Objective: The entries below should be quoted exactly, with no pictures carried over.

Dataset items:
--- START ---
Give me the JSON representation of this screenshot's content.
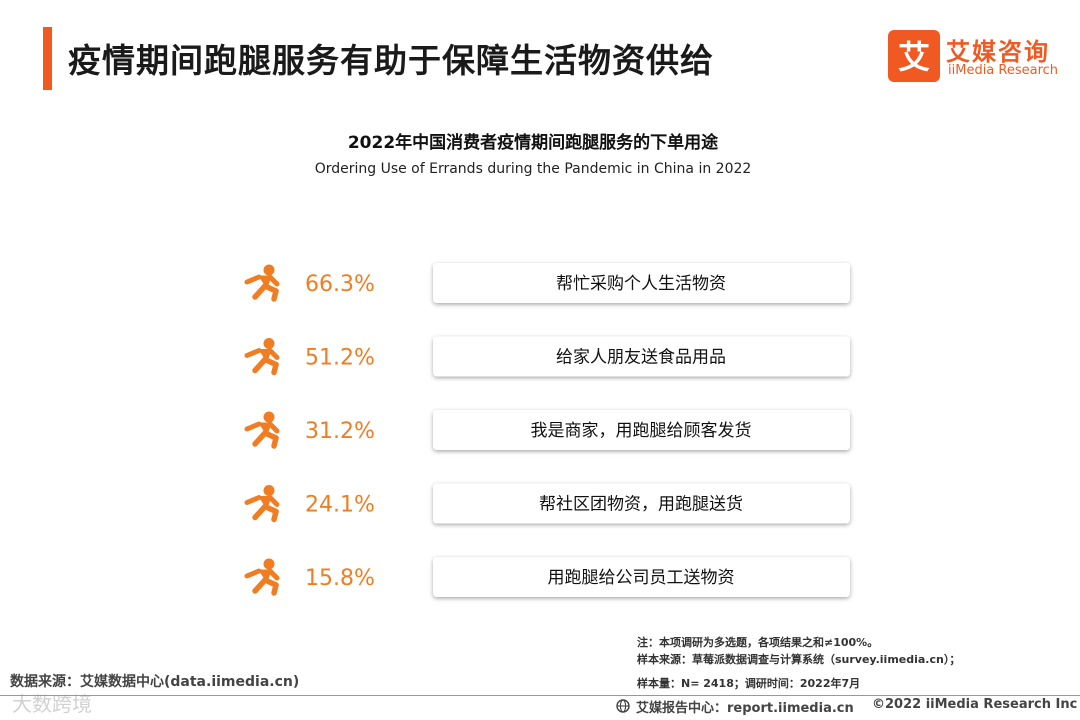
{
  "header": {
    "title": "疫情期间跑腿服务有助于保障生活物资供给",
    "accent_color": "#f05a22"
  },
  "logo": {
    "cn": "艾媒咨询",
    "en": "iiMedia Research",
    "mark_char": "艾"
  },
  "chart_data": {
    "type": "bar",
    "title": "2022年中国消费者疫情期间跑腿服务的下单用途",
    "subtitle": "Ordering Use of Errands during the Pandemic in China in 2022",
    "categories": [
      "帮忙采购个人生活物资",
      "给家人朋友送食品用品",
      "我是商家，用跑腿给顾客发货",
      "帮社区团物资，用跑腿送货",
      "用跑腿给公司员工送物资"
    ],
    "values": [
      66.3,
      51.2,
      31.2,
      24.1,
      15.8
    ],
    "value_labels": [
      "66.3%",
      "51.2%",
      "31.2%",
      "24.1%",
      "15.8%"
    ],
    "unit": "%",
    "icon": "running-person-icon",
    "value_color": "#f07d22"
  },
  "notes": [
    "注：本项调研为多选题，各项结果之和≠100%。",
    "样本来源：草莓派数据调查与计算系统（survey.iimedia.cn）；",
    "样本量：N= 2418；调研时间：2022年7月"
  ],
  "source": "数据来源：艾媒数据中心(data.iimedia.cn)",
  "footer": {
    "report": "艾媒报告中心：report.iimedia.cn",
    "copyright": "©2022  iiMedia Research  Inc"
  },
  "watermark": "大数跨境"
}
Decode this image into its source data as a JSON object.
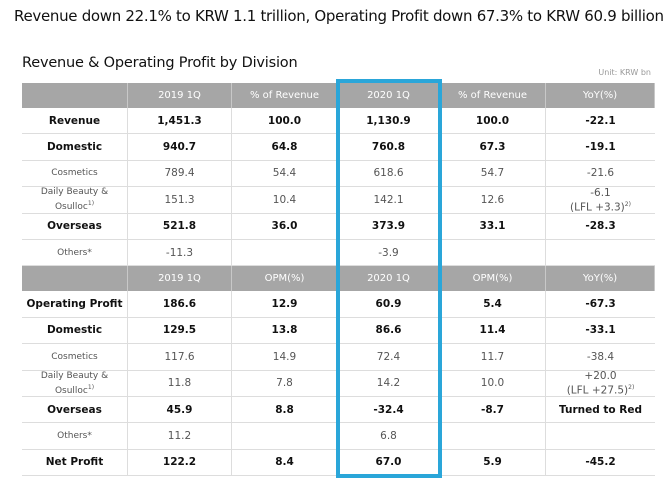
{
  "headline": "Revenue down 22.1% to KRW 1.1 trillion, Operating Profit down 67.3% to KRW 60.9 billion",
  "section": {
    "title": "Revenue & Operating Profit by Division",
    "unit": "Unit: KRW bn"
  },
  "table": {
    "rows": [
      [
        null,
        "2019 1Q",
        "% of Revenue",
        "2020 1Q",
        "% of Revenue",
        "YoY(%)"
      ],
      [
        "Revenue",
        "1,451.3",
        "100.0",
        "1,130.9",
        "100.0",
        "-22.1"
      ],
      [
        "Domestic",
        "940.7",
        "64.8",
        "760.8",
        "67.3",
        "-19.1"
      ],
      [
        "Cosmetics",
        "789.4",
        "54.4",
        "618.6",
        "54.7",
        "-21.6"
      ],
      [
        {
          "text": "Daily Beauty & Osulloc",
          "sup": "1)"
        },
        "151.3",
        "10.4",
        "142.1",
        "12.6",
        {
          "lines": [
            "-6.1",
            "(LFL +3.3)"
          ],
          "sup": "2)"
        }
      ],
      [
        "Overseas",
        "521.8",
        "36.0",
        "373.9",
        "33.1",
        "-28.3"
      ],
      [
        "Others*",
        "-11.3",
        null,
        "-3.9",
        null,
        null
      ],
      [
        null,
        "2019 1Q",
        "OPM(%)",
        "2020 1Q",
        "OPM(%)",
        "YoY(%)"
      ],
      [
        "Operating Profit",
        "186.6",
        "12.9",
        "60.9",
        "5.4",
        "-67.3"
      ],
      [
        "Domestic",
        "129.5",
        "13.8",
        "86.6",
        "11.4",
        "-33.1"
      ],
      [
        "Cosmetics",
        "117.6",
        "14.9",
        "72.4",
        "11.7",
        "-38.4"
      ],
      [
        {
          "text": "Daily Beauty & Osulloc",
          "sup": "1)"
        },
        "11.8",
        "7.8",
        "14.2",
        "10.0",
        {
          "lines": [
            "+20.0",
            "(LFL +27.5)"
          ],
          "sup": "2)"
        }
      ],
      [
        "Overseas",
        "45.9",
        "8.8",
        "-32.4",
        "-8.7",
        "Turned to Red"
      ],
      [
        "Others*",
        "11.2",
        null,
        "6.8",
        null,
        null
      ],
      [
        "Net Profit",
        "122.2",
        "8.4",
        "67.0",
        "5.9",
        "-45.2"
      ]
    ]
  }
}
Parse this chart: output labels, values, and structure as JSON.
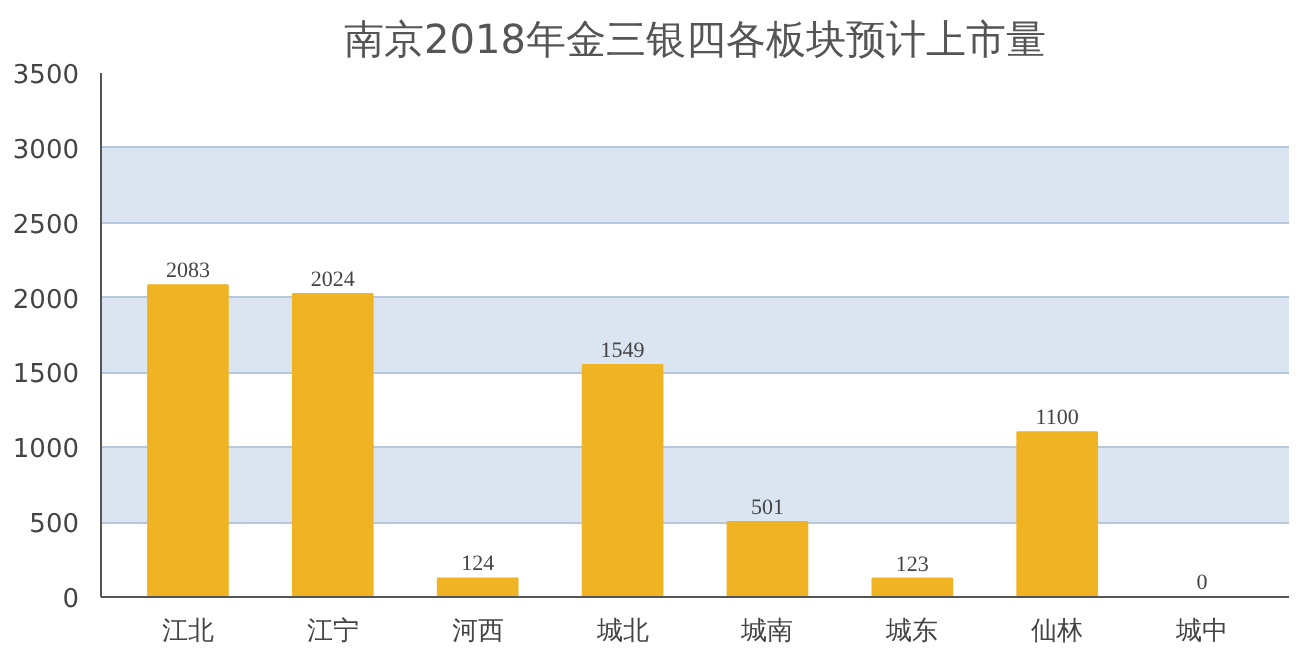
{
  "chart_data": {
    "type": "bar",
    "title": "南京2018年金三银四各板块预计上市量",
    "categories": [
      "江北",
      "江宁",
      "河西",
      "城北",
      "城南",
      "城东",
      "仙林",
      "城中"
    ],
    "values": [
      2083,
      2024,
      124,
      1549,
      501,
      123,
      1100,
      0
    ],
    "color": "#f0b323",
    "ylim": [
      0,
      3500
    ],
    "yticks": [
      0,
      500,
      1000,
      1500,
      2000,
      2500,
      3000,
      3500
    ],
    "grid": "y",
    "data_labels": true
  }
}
--- END ---
Exercise result:
Give me the JSON representation of this screenshot's content.
{
  "header": {
    "title": "疫情期间跑腿服务有助于保障生活物资供给",
    "accent_color": "#f05a22"
  },
  "logo": {
    "cn": "艾媒咨询",
    "en": "iiMedia Research",
    "mark_char": "艾"
  },
  "chart_data": {
    "type": "bar",
    "title": "2022年中国消费者疫情期间跑腿服务的下单用途",
    "subtitle": "Ordering Use of Errands during the Pandemic in China in 2022",
    "categories": [
      "帮忙采购个人生活物资",
      "给家人朋友送食品用品",
      "我是商家，用跑腿给顾客发货",
      "帮社区团物资，用跑腿送货",
      "用跑腿给公司员工送物资"
    ],
    "values": [
      66.3,
      51.2,
      31.2,
      24.1,
      15.8
    ],
    "value_labels": [
      "66.3%",
      "51.2%",
      "31.2%",
      "24.1%",
      "15.8%"
    ],
    "unit": "%",
    "icon": "running-person-icon",
    "value_color": "#f07d22"
  },
  "notes": [
    "注：本项调研为多选题，各项结果之和≠100%。",
    "样本来源：草莓派数据调查与计算系统（survey.iimedia.cn）；",
    "样本量：N= 2418；调研时间：2022年7月"
  ],
  "source": "数据来源：艾媒数据中心(data.iimedia.cn)",
  "footer": {
    "report": "艾媒报告中心：report.iimedia.cn",
    "copyright": "©2022  iiMedia Research  Inc"
  },
  "watermark": "大数跨境"
}
Decode this image into its source data as a JSON object.
{
  "headline": "Revenue down 22.1% to KRW 1.1 trillion, Operating Profit down 67.3% to KRW 60.9 billion",
  "section": {
    "title": "Revenue & Operating Profit by Division",
    "unit": "Unit: KRW bn"
  },
  "table": {
    "rows": [
      [
        null,
        "2019 1Q",
        "% of Revenue",
        "2020 1Q",
        "% of Revenue",
        "YoY(%)"
      ],
      [
        "Revenue",
        "1,451.3",
        "100.0",
        "1,130.9",
        "100.0",
        "-22.1"
      ],
      [
        "Domestic",
        "940.7",
        "64.8",
        "760.8",
        "67.3",
        "-19.1"
      ],
      [
        "Cosmetics",
        "789.4",
        "54.4",
        "618.6",
        "54.7",
        "-21.6"
      ],
      [
        {
          "text": "Daily Beauty & Osulloc",
          "sup": "1)"
        },
        "151.3",
        "10.4",
        "142.1",
        "12.6",
        {
          "lines": [
            "-6.1",
            "(LFL +3.3)"
          ],
          "sup": "2)"
        }
      ],
      [
        "Overseas",
        "521.8",
        "36.0",
        "373.9",
        "33.1",
        "-28.3"
      ],
      [
        "Others*",
        "-11.3",
        null,
        "-3.9",
        null,
        null
      ],
      [
        null,
        "2019 1Q",
        "OPM(%)",
        "2020 1Q",
        "OPM(%)",
        "YoY(%)"
      ],
      [
        "Operating Profit",
        "186.6",
        "12.9",
        "60.9",
        "5.4",
        "-67.3"
      ],
      [
        "Domestic",
        "129.5",
        "13.8",
        "86.6",
        "11.4",
        "-33.1"
      ],
      [
        "Cosmetics",
        "117.6",
        "14.9",
        "72.4",
        "11.7",
        "-38.4"
      ],
      [
        {
          "text": "Daily Beauty & Osulloc",
          "sup": "1)"
        },
        "11.8",
        "7.8",
        "14.2",
        "10.0",
        {
          "lines": [
            "+20.0",
            "(LFL +27.5)"
          ],
          "sup": "2)"
        }
      ],
      [
        "Overseas",
        "45.9",
        "8.8",
        "-32.4",
        "-8.7",
        "Turned to Red"
      ],
      [
        "Others*",
        "11.2",
        null,
        "6.8",
        null,
        null
      ],
      [
        "Net Profit",
        "122.2",
        "8.4",
        "67.0",
        "5.9",
        "-45.2"
      ]
    ]
  }
}
Parse this chart: output labels, values, and structure as JSON.
{
  "chart_data": {
    "type": "bar",
    "title": "南京2018年金三银四各板块预计上市量",
    "categories": [
      "江北",
      "江宁",
      "河西",
      "城北",
      "城南",
      "城东",
      "仙林",
      "城中"
    ],
    "values": [
      2083,
      2024,
      124,
      1549,
      501,
      123,
      1100,
      0
    ],
    "color": "#f0b323",
    "ylim": [
      0,
      3500
    ],
    "yticks": [
      0,
      500,
      1000,
      1500,
      2000,
      2500,
      3000,
      3500
    ],
    "grid": "y",
    "data_labels": true
  }
}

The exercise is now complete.